WRITTEN INSTRUCTION | Present each line of the entries below that holds the word "Cycle".

DATASET EXTRACT |

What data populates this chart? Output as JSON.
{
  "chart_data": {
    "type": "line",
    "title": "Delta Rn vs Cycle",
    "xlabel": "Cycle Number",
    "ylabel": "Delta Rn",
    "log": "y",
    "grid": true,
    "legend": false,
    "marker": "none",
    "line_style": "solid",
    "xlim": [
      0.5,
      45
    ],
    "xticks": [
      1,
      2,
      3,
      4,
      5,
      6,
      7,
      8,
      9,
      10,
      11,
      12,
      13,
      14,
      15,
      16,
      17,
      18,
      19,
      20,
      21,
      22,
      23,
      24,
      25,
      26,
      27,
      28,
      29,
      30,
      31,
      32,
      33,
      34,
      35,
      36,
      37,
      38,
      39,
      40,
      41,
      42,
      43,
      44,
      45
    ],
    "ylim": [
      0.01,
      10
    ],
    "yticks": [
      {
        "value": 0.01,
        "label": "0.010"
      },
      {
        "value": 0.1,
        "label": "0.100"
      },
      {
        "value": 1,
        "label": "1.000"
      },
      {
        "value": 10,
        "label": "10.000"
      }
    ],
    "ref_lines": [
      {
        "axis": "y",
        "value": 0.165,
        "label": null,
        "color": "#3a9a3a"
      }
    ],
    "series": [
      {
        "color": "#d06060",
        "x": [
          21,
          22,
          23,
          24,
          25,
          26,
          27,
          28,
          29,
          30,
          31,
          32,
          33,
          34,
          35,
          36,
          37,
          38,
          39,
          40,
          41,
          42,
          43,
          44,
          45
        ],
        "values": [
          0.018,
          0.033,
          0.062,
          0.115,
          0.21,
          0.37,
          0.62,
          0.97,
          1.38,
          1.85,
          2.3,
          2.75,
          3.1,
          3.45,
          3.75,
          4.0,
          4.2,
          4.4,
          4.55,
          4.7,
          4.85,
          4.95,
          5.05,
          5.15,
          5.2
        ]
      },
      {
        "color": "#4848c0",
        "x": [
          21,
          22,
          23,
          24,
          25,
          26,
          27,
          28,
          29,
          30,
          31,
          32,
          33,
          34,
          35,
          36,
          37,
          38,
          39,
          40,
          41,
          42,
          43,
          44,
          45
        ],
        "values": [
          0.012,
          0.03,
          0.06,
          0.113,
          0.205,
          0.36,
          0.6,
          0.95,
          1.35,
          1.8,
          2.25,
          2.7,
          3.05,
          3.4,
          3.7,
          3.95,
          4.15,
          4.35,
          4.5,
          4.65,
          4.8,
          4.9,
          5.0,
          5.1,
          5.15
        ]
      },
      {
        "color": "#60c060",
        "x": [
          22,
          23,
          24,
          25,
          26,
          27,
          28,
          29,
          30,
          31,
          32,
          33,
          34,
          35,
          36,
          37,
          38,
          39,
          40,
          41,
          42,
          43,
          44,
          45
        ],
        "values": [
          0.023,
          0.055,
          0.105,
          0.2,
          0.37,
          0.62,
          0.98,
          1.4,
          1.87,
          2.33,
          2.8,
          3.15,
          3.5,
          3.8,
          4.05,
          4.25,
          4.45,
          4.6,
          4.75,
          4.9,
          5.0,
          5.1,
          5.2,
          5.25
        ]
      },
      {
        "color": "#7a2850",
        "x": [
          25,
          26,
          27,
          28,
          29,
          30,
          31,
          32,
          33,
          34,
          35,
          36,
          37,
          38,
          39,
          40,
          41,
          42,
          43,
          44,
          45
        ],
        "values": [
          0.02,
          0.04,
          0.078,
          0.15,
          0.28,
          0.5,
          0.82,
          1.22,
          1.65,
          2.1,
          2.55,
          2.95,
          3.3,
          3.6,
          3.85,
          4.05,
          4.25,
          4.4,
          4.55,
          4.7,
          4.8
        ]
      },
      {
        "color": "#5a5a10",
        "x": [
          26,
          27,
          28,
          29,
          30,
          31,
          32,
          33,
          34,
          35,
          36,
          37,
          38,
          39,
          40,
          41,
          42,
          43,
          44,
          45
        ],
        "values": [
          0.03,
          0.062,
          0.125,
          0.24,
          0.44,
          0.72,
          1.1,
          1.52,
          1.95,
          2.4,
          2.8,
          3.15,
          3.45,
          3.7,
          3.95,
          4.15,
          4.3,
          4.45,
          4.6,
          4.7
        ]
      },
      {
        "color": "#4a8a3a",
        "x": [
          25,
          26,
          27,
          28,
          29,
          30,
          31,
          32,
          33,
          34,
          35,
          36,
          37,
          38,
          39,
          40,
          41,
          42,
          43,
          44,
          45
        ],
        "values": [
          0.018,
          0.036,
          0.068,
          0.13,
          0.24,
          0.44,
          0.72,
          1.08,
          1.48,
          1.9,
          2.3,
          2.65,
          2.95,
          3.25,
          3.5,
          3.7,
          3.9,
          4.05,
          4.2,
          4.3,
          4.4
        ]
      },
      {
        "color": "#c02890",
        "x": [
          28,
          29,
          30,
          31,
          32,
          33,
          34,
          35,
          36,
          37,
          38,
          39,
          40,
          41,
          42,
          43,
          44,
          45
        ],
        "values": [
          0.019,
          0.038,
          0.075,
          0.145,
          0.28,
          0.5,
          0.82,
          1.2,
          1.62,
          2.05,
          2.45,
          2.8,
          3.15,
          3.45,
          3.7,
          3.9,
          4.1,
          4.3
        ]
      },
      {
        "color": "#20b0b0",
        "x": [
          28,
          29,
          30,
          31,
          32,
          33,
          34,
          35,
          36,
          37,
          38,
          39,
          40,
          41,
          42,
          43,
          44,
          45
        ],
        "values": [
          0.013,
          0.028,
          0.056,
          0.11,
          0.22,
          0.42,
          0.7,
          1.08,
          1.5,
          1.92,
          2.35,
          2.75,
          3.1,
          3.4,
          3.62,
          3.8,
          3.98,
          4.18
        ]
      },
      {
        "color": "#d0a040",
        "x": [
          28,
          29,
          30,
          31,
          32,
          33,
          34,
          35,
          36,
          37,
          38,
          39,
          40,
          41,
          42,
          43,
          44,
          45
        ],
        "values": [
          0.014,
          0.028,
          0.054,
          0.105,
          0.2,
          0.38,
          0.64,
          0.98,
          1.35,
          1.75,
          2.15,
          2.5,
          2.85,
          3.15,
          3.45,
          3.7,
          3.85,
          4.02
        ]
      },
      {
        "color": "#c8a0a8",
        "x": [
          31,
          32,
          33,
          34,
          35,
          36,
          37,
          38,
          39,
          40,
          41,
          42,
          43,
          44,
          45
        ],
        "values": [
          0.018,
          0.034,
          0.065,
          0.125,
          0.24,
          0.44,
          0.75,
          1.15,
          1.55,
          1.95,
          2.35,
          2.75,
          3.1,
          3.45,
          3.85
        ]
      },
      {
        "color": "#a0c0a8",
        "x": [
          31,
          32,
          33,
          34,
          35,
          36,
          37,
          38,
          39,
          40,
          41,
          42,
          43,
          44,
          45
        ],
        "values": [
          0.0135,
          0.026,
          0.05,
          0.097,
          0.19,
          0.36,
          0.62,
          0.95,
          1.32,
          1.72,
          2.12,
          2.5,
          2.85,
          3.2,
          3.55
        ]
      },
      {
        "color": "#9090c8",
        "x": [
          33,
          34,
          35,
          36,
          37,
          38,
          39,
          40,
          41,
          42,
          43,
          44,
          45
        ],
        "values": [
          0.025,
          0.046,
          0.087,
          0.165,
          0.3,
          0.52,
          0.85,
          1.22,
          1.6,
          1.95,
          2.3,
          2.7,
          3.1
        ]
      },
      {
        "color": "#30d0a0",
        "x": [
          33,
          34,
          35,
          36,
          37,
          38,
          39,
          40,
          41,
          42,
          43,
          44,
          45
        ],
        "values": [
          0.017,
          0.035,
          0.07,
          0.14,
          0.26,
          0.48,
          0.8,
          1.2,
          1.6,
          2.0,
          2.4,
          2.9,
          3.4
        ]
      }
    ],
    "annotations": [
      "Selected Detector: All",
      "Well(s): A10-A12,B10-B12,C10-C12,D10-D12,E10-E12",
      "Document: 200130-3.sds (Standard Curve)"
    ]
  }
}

RIGHT ANSWER |
    "title": "Delta Rn vs Cycle",
    "xlabel": "Cycle Number",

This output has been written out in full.